> [Task to complete]: Reproduce the lines word for word, from the first line at the start of the records up to and including the line containing "Text: •: • [82,219,90,235]".

> [Items]:
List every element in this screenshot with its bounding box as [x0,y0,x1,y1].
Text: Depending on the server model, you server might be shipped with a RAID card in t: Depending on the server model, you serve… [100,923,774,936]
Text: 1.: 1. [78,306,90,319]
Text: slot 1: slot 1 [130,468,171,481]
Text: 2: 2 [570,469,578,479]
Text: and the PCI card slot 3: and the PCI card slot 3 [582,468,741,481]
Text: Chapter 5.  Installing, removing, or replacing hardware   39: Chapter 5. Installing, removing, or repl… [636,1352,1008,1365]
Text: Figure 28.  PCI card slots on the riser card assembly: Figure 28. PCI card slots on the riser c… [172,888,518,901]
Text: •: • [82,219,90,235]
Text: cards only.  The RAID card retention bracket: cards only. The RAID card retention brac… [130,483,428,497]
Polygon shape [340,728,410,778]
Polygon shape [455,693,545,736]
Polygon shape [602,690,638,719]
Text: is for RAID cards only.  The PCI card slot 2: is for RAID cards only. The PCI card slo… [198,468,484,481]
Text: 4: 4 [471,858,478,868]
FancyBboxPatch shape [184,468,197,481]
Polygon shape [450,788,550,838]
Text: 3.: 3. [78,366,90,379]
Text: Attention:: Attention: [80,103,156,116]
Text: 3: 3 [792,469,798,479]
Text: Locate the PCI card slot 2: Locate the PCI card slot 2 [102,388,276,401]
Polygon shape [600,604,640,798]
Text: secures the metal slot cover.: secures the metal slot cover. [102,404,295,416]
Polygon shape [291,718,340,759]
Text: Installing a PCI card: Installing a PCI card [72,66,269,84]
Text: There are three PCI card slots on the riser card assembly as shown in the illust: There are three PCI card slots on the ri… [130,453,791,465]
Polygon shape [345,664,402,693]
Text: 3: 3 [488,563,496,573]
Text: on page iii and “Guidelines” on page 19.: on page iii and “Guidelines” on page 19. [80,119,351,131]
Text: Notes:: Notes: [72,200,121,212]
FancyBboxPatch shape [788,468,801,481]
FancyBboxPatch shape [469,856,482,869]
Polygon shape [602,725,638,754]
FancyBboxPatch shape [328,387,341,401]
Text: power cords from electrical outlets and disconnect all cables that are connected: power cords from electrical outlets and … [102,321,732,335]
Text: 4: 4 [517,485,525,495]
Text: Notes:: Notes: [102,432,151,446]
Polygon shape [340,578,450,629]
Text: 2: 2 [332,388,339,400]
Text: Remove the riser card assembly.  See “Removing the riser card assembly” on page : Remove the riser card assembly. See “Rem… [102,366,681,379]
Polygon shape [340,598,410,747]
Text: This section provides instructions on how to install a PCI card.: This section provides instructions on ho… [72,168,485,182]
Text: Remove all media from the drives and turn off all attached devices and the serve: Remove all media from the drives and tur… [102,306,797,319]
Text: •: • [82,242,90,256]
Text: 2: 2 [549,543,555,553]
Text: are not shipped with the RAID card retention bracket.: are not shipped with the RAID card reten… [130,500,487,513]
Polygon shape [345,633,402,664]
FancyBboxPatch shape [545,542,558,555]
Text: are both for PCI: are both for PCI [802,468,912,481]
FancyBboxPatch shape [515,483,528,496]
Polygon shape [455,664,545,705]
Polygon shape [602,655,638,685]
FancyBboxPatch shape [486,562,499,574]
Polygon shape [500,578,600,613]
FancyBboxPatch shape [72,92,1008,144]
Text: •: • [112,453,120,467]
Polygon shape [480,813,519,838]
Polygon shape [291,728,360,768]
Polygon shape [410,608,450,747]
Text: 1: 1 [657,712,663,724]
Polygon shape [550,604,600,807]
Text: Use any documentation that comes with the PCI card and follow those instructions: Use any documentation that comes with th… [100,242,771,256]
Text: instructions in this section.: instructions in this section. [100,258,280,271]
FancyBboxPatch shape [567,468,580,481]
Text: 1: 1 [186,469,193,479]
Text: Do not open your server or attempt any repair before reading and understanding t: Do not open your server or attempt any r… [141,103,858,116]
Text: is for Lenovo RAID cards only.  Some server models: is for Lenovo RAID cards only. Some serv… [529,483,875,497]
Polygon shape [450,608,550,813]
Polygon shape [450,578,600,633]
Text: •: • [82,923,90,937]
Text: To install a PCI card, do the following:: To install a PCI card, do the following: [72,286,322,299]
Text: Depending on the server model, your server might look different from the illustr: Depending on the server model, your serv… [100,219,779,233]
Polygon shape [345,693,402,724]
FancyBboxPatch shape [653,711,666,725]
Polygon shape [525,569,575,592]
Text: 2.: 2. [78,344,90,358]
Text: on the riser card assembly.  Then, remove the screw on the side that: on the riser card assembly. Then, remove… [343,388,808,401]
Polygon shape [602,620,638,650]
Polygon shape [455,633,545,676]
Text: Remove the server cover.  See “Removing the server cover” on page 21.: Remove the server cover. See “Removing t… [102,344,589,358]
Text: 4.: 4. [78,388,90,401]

> [Exercise response]:
List every element in this screenshot with its bounding box as [x0,y0,x1,y1].
Text: Depending on the server model, you server might be shipped with a RAID card in t: Depending on the server model, you serve… [100,923,774,936]
Text: 1.: 1. [78,306,90,319]
Text: slot 1: slot 1 [130,468,171,481]
Text: 2: 2 [570,469,578,479]
Text: and the PCI card slot 3: and the PCI card slot 3 [582,468,741,481]
Text: Chapter 5.  Installing, removing, or replacing hardware   39: Chapter 5. Installing, removing, or repl… [636,1352,1008,1365]
Text: Figure 28.  PCI card slots on the riser card assembly: Figure 28. PCI card slots on the riser c… [172,888,518,901]
Text: •: • [82,219,90,235]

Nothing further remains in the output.